§ **Problem requirements**
Return all lines where the word "Construction" can be found.

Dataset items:
════════
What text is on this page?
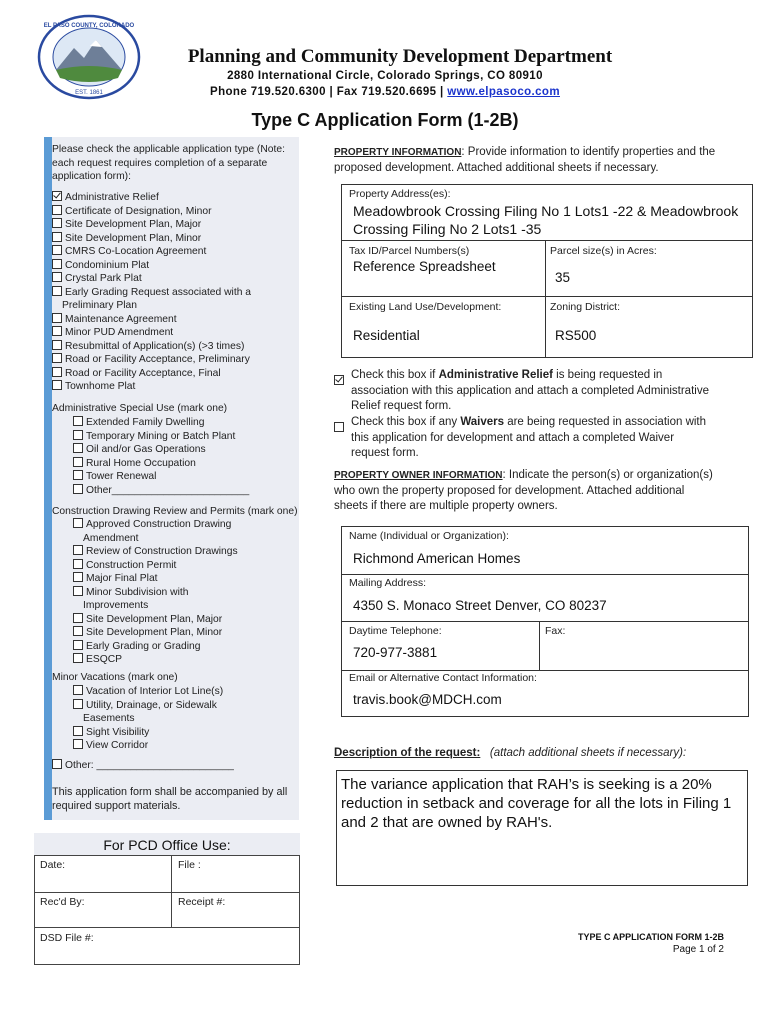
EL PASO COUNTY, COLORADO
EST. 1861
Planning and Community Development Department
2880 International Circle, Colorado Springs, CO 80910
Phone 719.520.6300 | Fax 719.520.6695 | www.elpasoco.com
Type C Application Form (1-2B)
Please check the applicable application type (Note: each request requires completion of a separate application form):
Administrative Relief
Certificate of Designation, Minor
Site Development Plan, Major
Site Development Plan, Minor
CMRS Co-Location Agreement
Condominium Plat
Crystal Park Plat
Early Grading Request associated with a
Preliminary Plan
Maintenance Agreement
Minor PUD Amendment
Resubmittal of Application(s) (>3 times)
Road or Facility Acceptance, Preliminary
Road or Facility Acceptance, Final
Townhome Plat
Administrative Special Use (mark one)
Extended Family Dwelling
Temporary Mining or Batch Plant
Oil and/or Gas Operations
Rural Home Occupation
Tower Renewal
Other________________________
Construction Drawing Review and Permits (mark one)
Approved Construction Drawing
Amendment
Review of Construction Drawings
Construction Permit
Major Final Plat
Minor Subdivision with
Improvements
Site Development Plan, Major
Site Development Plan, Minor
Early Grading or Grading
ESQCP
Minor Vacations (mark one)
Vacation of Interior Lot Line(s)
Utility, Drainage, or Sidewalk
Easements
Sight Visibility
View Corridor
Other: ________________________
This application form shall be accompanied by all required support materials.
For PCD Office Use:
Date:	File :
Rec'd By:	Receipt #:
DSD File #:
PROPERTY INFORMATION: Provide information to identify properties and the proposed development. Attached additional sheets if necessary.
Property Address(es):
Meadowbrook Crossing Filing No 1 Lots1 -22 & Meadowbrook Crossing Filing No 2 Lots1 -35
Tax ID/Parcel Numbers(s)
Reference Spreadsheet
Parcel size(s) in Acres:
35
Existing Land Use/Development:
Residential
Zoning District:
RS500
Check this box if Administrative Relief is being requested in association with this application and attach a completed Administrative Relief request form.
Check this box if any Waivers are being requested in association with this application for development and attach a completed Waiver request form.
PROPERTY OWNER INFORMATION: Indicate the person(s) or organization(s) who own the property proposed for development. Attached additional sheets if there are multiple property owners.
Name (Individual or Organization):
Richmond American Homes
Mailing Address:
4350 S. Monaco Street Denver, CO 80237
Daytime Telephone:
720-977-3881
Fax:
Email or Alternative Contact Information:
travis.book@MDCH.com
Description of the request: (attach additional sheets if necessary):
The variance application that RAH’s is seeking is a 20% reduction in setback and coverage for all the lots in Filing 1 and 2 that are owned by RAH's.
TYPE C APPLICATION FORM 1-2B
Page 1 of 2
════════
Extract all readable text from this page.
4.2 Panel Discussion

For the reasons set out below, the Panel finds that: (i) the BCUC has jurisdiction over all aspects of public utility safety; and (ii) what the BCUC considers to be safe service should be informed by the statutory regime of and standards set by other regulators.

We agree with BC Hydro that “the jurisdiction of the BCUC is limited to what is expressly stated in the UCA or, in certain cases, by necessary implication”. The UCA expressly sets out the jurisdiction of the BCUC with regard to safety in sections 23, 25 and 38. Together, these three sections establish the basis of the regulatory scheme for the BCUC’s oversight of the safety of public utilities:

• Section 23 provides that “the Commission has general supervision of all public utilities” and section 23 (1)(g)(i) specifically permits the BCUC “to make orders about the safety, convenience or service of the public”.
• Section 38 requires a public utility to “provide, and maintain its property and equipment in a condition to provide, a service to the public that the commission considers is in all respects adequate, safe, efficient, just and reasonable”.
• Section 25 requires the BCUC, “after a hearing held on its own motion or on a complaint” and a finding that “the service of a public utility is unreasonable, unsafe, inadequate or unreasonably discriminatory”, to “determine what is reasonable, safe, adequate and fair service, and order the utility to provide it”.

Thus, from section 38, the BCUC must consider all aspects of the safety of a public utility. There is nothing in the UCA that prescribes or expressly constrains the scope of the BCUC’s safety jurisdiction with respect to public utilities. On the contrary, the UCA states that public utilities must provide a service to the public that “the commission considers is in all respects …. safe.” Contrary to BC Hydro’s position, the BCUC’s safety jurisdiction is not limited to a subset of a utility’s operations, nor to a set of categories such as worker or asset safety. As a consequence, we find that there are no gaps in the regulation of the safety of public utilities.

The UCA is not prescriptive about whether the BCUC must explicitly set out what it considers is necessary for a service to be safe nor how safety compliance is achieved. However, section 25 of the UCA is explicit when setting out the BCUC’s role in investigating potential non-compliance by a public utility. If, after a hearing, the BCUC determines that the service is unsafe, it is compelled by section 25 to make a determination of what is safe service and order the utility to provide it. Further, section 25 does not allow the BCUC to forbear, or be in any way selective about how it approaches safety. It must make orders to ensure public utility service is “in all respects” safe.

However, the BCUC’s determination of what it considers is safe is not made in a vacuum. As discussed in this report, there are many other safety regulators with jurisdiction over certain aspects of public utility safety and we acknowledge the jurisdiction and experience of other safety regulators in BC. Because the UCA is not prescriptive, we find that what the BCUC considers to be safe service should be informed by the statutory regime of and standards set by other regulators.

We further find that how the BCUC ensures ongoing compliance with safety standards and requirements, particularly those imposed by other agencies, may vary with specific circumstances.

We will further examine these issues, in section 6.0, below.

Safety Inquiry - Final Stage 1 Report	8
════════
§ **Problem solution**
Construction Drawing Review and Permits (mark one)
Approved Construction Drawing
Review of Construction Drawings
Construction Permit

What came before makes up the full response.